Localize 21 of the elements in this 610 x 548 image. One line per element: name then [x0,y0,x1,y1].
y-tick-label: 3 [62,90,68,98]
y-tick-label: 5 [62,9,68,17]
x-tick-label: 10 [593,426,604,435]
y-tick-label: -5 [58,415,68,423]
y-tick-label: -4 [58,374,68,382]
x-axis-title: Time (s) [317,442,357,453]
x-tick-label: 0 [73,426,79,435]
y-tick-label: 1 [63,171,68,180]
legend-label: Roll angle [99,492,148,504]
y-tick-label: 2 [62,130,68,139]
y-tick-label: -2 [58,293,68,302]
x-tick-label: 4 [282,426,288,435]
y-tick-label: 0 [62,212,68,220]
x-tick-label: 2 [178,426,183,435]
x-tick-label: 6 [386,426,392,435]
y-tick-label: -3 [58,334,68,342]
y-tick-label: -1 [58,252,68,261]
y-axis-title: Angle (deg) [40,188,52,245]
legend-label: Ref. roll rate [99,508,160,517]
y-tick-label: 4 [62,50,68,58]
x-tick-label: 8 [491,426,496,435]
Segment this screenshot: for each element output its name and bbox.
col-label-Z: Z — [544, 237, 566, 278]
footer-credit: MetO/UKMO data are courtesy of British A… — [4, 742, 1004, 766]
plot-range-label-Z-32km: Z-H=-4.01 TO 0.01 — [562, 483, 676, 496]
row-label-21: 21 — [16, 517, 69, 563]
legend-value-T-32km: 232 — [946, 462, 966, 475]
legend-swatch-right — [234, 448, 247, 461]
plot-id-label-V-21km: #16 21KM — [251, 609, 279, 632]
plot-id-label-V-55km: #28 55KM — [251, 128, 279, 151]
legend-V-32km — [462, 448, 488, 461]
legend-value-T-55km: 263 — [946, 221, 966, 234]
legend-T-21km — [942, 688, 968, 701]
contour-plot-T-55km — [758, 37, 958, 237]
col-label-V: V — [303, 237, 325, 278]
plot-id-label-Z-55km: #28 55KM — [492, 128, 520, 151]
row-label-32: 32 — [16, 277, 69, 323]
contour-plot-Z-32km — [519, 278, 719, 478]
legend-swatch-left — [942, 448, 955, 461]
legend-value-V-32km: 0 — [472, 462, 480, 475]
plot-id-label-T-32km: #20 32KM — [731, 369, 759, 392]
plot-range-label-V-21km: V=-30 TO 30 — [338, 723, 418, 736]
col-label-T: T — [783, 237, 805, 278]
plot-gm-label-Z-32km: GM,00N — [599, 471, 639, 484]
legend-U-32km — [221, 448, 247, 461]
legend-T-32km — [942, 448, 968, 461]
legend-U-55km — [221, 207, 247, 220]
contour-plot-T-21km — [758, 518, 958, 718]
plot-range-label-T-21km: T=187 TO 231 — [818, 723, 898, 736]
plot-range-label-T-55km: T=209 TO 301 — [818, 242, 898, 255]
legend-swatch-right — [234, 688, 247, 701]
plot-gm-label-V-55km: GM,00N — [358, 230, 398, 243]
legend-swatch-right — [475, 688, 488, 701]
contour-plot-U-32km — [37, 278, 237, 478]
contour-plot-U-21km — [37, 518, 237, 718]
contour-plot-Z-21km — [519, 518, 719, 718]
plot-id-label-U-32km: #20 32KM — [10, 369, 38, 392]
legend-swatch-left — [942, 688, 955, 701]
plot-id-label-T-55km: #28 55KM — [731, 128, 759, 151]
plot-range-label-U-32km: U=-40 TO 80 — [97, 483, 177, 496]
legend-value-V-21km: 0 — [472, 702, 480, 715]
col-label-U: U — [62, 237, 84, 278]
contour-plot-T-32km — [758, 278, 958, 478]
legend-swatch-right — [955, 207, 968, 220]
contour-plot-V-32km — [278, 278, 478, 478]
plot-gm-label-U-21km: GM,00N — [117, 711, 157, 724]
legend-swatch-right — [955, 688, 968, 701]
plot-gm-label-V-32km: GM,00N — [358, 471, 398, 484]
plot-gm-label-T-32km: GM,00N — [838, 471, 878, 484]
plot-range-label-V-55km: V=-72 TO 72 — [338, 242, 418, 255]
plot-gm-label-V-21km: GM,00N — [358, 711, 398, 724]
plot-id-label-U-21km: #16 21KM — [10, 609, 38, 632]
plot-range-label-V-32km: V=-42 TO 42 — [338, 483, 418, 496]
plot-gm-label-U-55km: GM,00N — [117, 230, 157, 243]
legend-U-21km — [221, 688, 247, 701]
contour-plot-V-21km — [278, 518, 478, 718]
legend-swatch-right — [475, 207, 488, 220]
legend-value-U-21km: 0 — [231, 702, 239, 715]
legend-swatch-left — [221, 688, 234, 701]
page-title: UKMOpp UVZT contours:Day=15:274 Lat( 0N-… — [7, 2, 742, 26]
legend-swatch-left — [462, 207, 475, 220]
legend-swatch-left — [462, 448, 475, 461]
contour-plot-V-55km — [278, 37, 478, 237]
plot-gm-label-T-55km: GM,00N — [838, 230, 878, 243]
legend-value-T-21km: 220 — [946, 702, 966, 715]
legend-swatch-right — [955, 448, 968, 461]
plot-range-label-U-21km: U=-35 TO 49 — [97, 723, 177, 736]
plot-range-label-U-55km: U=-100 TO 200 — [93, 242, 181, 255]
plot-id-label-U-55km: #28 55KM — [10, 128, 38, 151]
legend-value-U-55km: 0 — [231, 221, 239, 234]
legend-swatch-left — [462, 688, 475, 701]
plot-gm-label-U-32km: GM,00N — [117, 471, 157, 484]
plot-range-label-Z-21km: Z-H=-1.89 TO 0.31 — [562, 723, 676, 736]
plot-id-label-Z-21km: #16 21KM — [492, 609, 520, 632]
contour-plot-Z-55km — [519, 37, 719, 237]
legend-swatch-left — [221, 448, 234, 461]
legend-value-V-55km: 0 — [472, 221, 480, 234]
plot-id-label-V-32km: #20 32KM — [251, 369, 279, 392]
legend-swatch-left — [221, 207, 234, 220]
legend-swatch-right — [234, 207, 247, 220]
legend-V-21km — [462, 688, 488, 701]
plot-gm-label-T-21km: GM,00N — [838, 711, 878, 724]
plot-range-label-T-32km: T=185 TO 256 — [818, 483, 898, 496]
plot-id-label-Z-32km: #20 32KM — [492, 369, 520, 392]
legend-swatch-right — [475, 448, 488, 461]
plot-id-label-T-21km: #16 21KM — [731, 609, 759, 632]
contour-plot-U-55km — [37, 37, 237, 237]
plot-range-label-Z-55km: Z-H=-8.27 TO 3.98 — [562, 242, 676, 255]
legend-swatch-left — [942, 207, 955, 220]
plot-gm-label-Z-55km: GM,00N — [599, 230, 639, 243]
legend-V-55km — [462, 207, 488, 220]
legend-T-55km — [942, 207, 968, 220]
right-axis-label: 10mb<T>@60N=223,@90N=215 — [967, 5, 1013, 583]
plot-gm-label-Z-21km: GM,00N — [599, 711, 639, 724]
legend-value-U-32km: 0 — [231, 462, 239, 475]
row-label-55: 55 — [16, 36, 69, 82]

▸ What you will do
Render all of the data above as a Markdown table with two columns, Row and Data line, numbering the rows in order and leaving out any blank lines.

▸ Solution below
| Row | Data line |
|---|---|
| 1 | Localize 21 of the elements in this 610 x 548 image. One line per element: name then [x0,y0,x1,y1]. |
| 2 | y-tick-label: 3 [62,90,68,98] |
| 3 | y-tick-label: 5 [62,9,68,17] |
| 4 | x-tick-label: 10 [593,426,604,435] |
| 5 | y-tick-label: -5 [58,415,68,423] |
| 6 | y-tick-label: -4 [58,374,68,382] |
| 7 | x-axis-title: Time (s) [317,442,357,453] |
| 8 | x-tick-label: 0 [73,426,79,435] |
| 9 | y-tick-label: 1 [63,171,68,180] |
| 10 | legend-label: Roll angle [99,492,148,504] |
| 11 | y-tick-label: 2 [62,130,68,139] |
| 12 | y-tick-label: -2 [58,293,68,302] |
| 13 | x-tick-label: 4 [282,426,288,435] |
| 14 | y-tick-label: 0 [62,212,68,220] |
| 15 | x-tick-label: 2 [178,426,183,435] |
| 16 | x-tick-label: 6 [386,426,392,435] |
| 17 | y-tick-label: -3 [58,334,68,342] |
| 18 | y-tick-label: -1 [58,252,68,261] |
| 19 | y-axis-title: Angle (deg) [40,188,52,245] |
| 20 | legend-label: Ref. roll rate [99,508,160,517] |
| 21 | y-tick-label: 4 [62,50,68,58] |
| 22 | x-tick-label: 8 [491,426,496,435] |
| 23 | Segment this screenshot: for each element output its name and bbox. |
| 24 | col-label-Z: Z — [544, 237, 566, 278] |
| 25 | footer-credit: MetO/UKMO data are courtesy of British A… — [4, 742, 1004, 766] |
| 26 | plot-range-label-Z-32km: Z-H=-4.01 TO 0.01 — [562, 483, 676, 496] |
| 27 | row-label-21: 21 — [16, 517, 69, 563] |
| 28 | legend-value-T-32km: 232 — [946, 462, 966, 475] |
| 29 | legend-swatch-right — [234, 448, 247, 461] |
| 30 | plot-id-label-V-21km: #16 21KM — [251, 609, 279, 632] |
| 31 | plot-id-label-V-55km: #28 55KM — [251, 128, 279, 151] |
| 32 | legend-V-32km — [462, 448, 488, 461] |
| 33 | legend-value-T-55km: 263 — [946, 221, 966, 234] |
| 34 | legend-T-21km — [942, 688, 968, 701] |
| 35 | contour-plot-T-55km — [758, 37, 958, 237] |
| 36 | col-label-V: V — [303, 237, 325, 278] |
| 37 | plot-id-label-Z-55km: #28 55KM — [492, 128, 520, 151] |
| 38 | row-label-32: 32 — [16, 277, 69, 323] |
| 39 | contour-plot-Z-32km — [519, 278, 719, 478] |
| 40 | legend-swatch-left — [942, 448, 955, 461] |
| 41 | legend-value-V-32km: 0 — [472, 462, 480, 475] |
| 42 | plot-id-label-T-32km: #20 32KM — [731, 369, 759, 392] |
| 43 | plot-range-label-V-21km: V=-30 TO 30 — [338, 723, 418, 736] |
| 44 | col-label-T: T — [783, 237, 805, 278] |
| 45 | plot-gm-label-Z-32km: GM,00N — [599, 471, 639, 484] |
| 46 | legend-U-32km — [221, 448, 247, 461] |
| 47 | legend-T-32km — [942, 448, 968, 461] |
| 48 | legend-U-55km — [221, 207, 247, 220] |
| 49 | contour-plot-T-21km — [758, 518, 958, 718] |
| 50 | plot-range-label-T-21km: T=187 TO 231 — [818, 723, 898, 736] |
| 51 | plot-range-label-T-55km: T=209 TO 301 — [818, 242, 898, 255] |
| 52 | legend-swatch-right — [234, 688, 247, 701] |
| 53 | plot-gm-label-V-55km: GM,00N — [358, 230, 398, 243] |
| 54 | legend-swatch-right — [475, 688, 488, 701] |
| 55 | contour-plot-U-32km — [37, 278, 237, 478] |
| 56 | contour-plot-U-21km — [37, 518, 237, 718] |
| 57 | contour-plot-Z-21km — [519, 518, 719, 718] |
| 58 | plot-id-label-U-32km: #20 32KM — [10, 369, 38, 392] |
| 59 | legend-swatch-left — [942, 688, 955, 701] |
| 60 | plot-id-label-T-55km: #28 55KM — [731, 128, 759, 151] |
| 61 | plot-range-label-U-32km: U=-40 TO 80 — [97, 483, 177, 496] |
| 62 | legend-value-V-21km: 0 — [472, 702, 480, 715] |
| 63 | col-label-U: U — [62, 237, 84, 278] |
| 64 | contour-plot-T-32km — [758, 278, 958, 478] |
| 65 | legend-swatch-right — [955, 207, 968, 220] |
| 66 | contour-plot-V-32km — [278, 278, 478, 478] |
| 67 | plot-gm-label-U-21km: GM,00N — [117, 711, 157, 724] |
| 68 | legend-swatch-right — [955, 688, 968, 701] |
| 69 | plot-gm-label-V-32km: GM,00N — [358, 471, 398, 484] |
| 70 | plot-gm-label-T-32km: GM,00N — [838, 471, 878, 484] |
| 71 | plot-range-label-V-55km: V=-72 TO 72 — [338, 242, 418, 255] |
| 72 | plot-gm-label-V-21km: GM,00N — [358, 711, 398, 724] |
| 73 | plot-id-label-U-21km: #16 21KM — [10, 609, 38, 632] |
| 74 | plot-range-label-V-32km: V=-42 TO 42 — [338, 483, 418, 496] |
| 75 | plot-gm-label-U-55km: GM,00N — [117, 230, 157, 243] |
| 76 | legend-U-21km — [221, 688, 247, 701] |
| 77 | contour-plot-V-21km — [278, 518, 478, 718] |
| 78 | legend-swatch-right — [475, 207, 488, 220] |
| 79 | legend-value-U-21km: 0 — [231, 702, 239, 715] |
| 80 | legend-swatch-left — [221, 688, 234, 701] |
| 81 | page-title: UKMOpp UVZT contours:Day=15:274 Lat( 0N-… — [7, 2, 742, 26] |
| 82 | legend-swatch-left — [462, 207, 475, 220] |
| 83 | legend-swatch-left — [462, 448, 475, 461] |
| 84 | contour-plot-V-55km — [278, 37, 478, 237] |
| 85 | plot-gm-label-T-55km: GM,00N — [838, 230, 878, 243] |
| 86 | legend-value-T-21km: 220 — [946, 702, 966, 715] |
| 87 | legend-swatch-right — [955, 448, 968, 461] |
| 88 | plot-range-label-U-21km: U=-35 TO 49 — [97, 723, 177, 736] |
| 89 | plot-range-label-U-55km: U=-100 TO 200 — [93, 242, 181, 255] |
| 90 | plot-id-label-U-55km: #28 55KM — [10, 128, 38, 151] |
| 91 | legend-value-U-55km: 0 — [231, 221, 239, 234] |
| 92 | legend-swatch-left — [462, 688, 475, 701] |
| 93 | plot-gm-label-U-32km: GM,00N — [117, 471, 157, 484] |
| 94 | plot-range-label-Z-21km: Z-H=-1.89 TO 0.31 — [562, 723, 676, 736] |
| 95 | plot-id-label-Z-21km: #16 21KM — [492, 609, 520, 632] |
| 96 | contour-plot-Z-55km — [519, 37, 719, 237] |
| 97 | legend-swatch-left — [221, 448, 234, 461] |
| 98 | legend-value-V-55km: 0 — [472, 221, 480, 234] |
| 99 | plot-id-label-V-32km: #20 32KM — [251, 369, 279, 392] |
| 100 | legend-swatch-left — [221, 207, 234, 220] |
| 101 | legend-swatch-right — [234, 207, 247, 220] |
| 102 | legend-V-21km — [462, 688, 488, 701] |
| 103 | plot-gm-label-T-21km: GM,00N — [838, 711, 878, 724] |
| 104 | plot-range-label-T-32km: T=185 TO 256 — [818, 483, 898, 496] |
| 105 | plot-id-label-Z-32km: #20 32KM — [492, 369, 520, 392] |
| 106 | legend-swatch-right — [475, 448, 488, 461] |
| 107 | plot-id-label-T-21km: #16 21KM — [731, 609, 759, 632] |
| 108 | contour-plot-U-55km — [37, 37, 237, 237] |
| 109 | plot-range-label-Z-55km: Z-H=-8.27 TO 3.98 — [562, 242, 676, 255] |
| 110 | legend-swatch-left — [942, 207, 955, 220] |
| 111 | plot-gm-label-Z-55km: GM,00N — [599, 230, 639, 243] |
| 112 | legend-V-55km — [462, 207, 488, 220] |
| 113 | legend-T-55km — [942, 207, 968, 220] |
| 114 | right-axis-label: 10mb<T>@60N=223,@90N=215 — [967, 5, 1013, 583] |
| 115 | plot-gm-label-Z-21km: GM,00N — [599, 711, 639, 724] |
| 116 | legend-value-U-32km: 0 — [231, 462, 239, 475] |
| 117 | row-label-55: 55 — [16, 36, 69, 82] |